Some records =>
--- Begin ---
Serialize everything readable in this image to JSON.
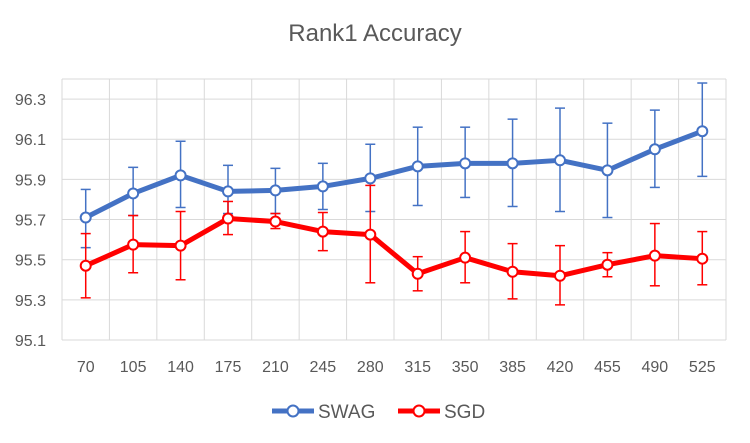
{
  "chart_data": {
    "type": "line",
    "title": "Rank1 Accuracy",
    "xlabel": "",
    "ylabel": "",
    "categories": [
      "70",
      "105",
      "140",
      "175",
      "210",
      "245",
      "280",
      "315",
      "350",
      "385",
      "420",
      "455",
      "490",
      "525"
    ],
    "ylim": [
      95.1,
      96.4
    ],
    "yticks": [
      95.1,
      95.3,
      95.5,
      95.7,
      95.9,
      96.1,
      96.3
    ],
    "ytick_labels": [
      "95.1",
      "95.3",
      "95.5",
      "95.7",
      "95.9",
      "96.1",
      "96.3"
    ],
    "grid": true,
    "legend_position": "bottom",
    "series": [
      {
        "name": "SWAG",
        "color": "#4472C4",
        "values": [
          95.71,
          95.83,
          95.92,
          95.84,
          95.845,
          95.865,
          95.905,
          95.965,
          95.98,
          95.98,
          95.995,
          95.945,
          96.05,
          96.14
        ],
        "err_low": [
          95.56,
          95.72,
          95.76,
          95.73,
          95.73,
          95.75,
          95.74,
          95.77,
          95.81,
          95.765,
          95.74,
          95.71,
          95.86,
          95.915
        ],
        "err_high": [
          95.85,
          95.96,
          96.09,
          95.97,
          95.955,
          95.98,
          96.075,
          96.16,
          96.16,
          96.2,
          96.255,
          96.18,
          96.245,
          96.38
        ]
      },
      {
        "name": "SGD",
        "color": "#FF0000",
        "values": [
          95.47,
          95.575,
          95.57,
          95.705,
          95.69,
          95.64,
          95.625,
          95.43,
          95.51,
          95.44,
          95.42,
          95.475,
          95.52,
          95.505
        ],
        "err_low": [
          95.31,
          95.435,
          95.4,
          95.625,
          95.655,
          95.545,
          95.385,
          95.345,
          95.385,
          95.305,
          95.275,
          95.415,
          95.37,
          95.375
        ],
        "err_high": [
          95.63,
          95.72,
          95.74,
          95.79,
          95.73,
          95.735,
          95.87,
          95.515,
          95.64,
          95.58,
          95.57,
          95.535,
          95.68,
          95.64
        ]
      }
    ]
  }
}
--- End ---
Directions for this task =>
Copy out the entries verbatim and leave the images out.

Final result =>
Serialize everything readable in this image to JSON.
{
  "chart_data": {
    "type": "line",
    "title": "Rank1 Accuracy",
    "xlabel": "",
    "ylabel": "",
    "categories": [
      "70",
      "105",
      "140",
      "175",
      "210",
      "245",
      "280",
      "315",
      "350",
      "385",
      "420",
      "455",
      "490",
      "525"
    ],
    "ylim": [
      95.1,
      96.4
    ],
    "yticks": [
      95.1,
      95.3,
      95.5,
      95.7,
      95.9,
      96.1,
      96.3
    ],
    "ytick_labels": [
      "95.1",
      "95.3",
      "95.5",
      "95.7",
      "95.9",
      "96.1",
      "96.3"
    ],
    "grid": true,
    "legend_position": "bottom",
    "series": [
      {
        "name": "SWAG",
        "color": "#4472C4",
        "values": [
          95.71,
          95.83,
          95.92,
          95.84,
          95.845,
          95.865,
          95.905,
          95.965,
          95.98,
          95.98,
          95.995,
          95.945,
          96.05,
          96.14
        ],
        "err_low": [
          95.56,
          95.72,
          95.76,
          95.73,
          95.73,
          95.75,
          95.74,
          95.77,
          95.81,
          95.765,
          95.74,
          95.71,
          95.86,
          95.915
        ],
        "err_high": [
          95.85,
          95.96,
          96.09,
          95.97,
          95.955,
          95.98,
          96.075,
          96.16,
          96.16,
          96.2,
          96.255,
          96.18,
          96.245,
          96.38
        ]
      },
      {
        "name": "SGD",
        "color": "#FF0000",
        "values": [
          95.47,
          95.575,
          95.57,
          95.705,
          95.69,
          95.64,
          95.625,
          95.43,
          95.51,
          95.44,
          95.42,
          95.475,
          95.52,
          95.505
        ],
        "err_low": [
          95.31,
          95.435,
          95.4,
          95.625,
          95.655,
          95.545,
          95.385,
          95.345,
          95.385,
          95.305,
          95.275,
          95.415,
          95.37,
          95.375
        ],
        "err_high": [
          95.63,
          95.72,
          95.74,
          95.79,
          95.73,
          95.735,
          95.87,
          95.515,
          95.64,
          95.58,
          95.57,
          95.535,
          95.68,
          95.64
        ]
      }
    ]
  }
}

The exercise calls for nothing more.